Stored records
_ _ _ _ _
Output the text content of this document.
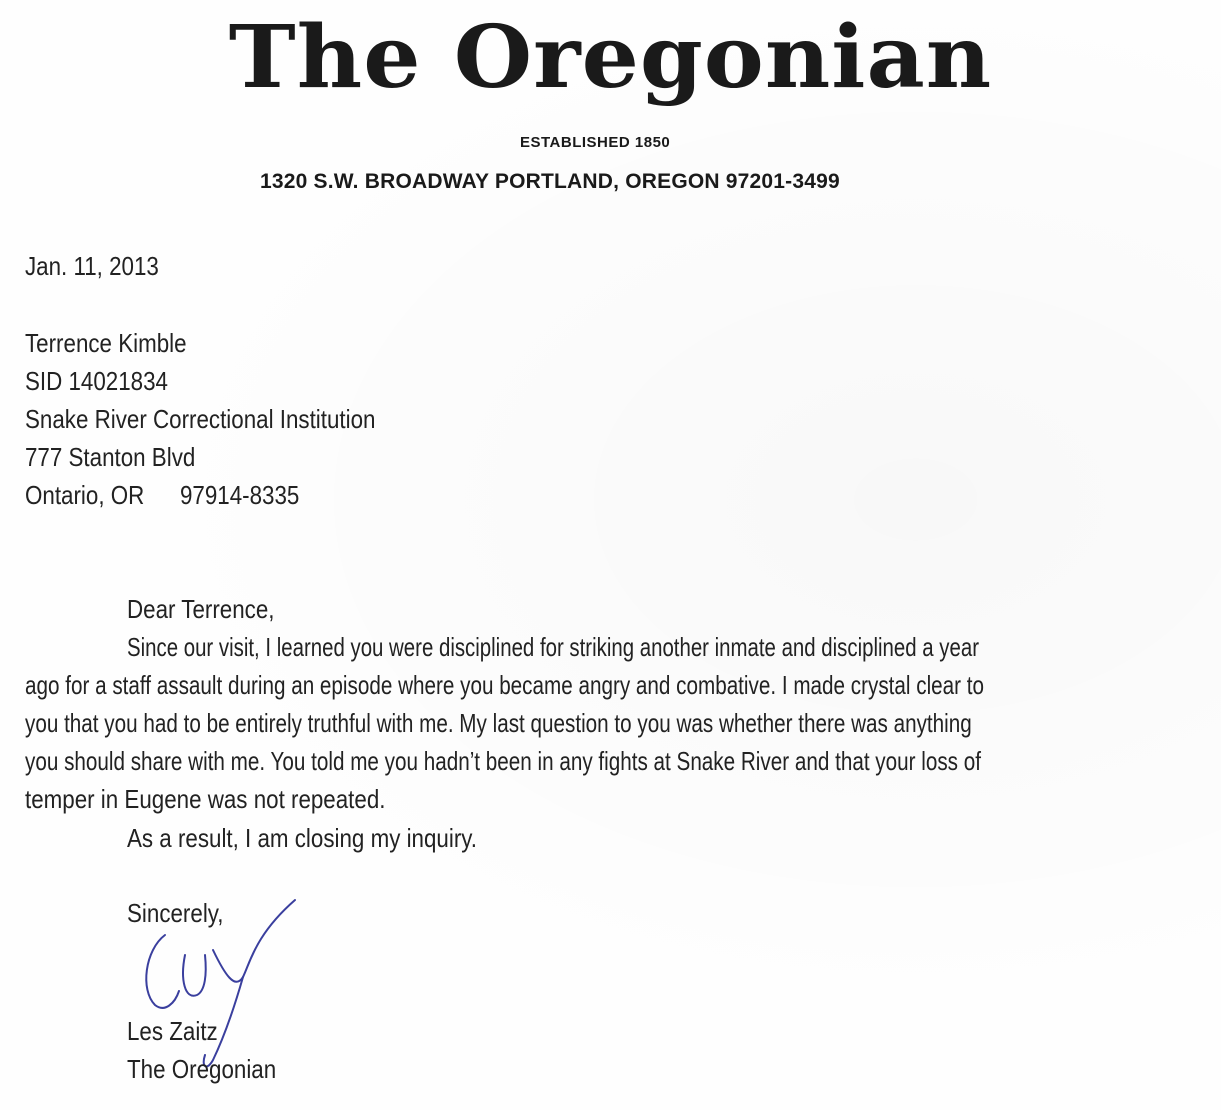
The Oregonian
ESTABLISHED 1850
1320 S.W. BROADWAY PORTLAND, OREGON 97201-3499
Jan. 11, 2013
Terrence Kimble
SID 14021834
Snake River Correctional Institution
777 Stanton Blvd
Ontario, OR 97914-8335
Dear Terrence,
Since our visit, I learned you were disciplined for striking another inmate and disciplined a year
ago for a staff assault during an episode where you became angry and combative. I made crystal clear to
you that you had to be entirely truthful with me. My last question to you was whether there was anything
you should share with me. You told me you hadn’t been in any fights at Snake River and that your loss of
temper in Eugene was not repeated.
As a result, I am closing my inquiry.
Sincerely,
Les Zaitz
The Oregonian
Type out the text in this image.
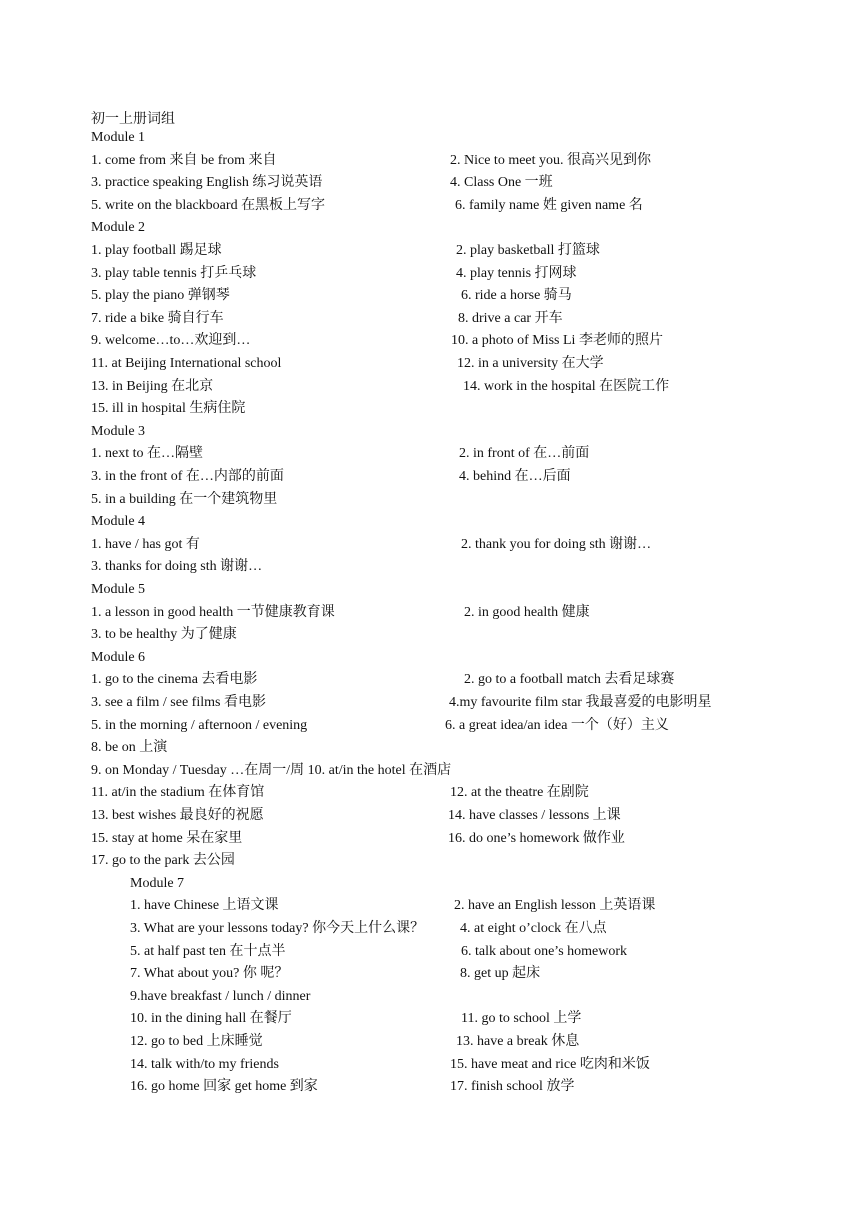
初一上册词组
Module 1
1. come from 来自 be from 来自	2. Nice to meet you. 很高兴见到你
3. practice speaking English 练习说英语	4. Class One 一班
5. write on the blackboard 在黑板上写字	6. family name 姓 given name 名
Module 2
1. play football 踢足球	2. play basketball 打篮球
3. play table tennis 打乒乓球	4. play tennis 打网球
5. play the piano 弹钢琴	6. ride a horse 骑马
7. ride a bike 骑自行车	8. drive a car 开车
9. welcome…to…欢迎到…	10. a photo of Miss Li 李老师的照片
11. at Beijing International school	12. in a university 在大学
13. in Beijing 在北京	14. work in the hospital 在医院工作
15. ill in hospital 生病住院
Module 3
1. next to 在…隔壁	2. in front of 在…前面
3. in the front of 在…内部的前面	4. behind 在…后面
5. in a building 在一个建筑物里
Module 4
1. have / has got 有	2. thank you for doing sth 谢谢…
3. thanks for doing sth 谢谢…
Module 5
1. a lesson in good health 一节健康教育课	2. in good health 健康
3. to be healthy 为了健康
Module 6
1. go to the cinema 去看电影	2. go to a football match 去看足球赛
3. see a film / see films 看电影	4.my favourite film star 我最喜爱的电影明星
5. in the morning / afternoon / evening	6. a great idea/an idea 一个（好）主义
8. be on 上演
9. on Monday / Tuesday …在周一/周 10. at/in the hotel 在酒店
11. at/in the stadium 在体育馆	12. at the theatre 在剧院
13. best wishes 最良好的祝愿	14. have classes / lessons 上课
15. stay at home 呆在家里	16. do one’s homework 做作业
17. go to the park 去公园
Module 7
1. have Chinese 上语文课	2. have an English lesson 上英语课
3. What are your lessons today? 你今天上什么课？	4. at eight o’clock 在八点
5. at half past ten 在十点半	6. talk about one’s homework
7. What about you? 你 呢？	8. get up 起床
9.have breakfast / lunch / dinner
10. in the dining hall 在餐厅	11. go to school 上学
12. go to bed 上床睡觉	13. have a break 休息
14. talk with/to my friends	15. have meat and rice 吃肉和米饭
16. go home 回家 get home 到家	17. finish school 放学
_ _ _ _ _
Search the data for the string "Module". List each line that has it.

Module 1
Module 2
Module 3
Module 4
Module 5
Module 6
Module 7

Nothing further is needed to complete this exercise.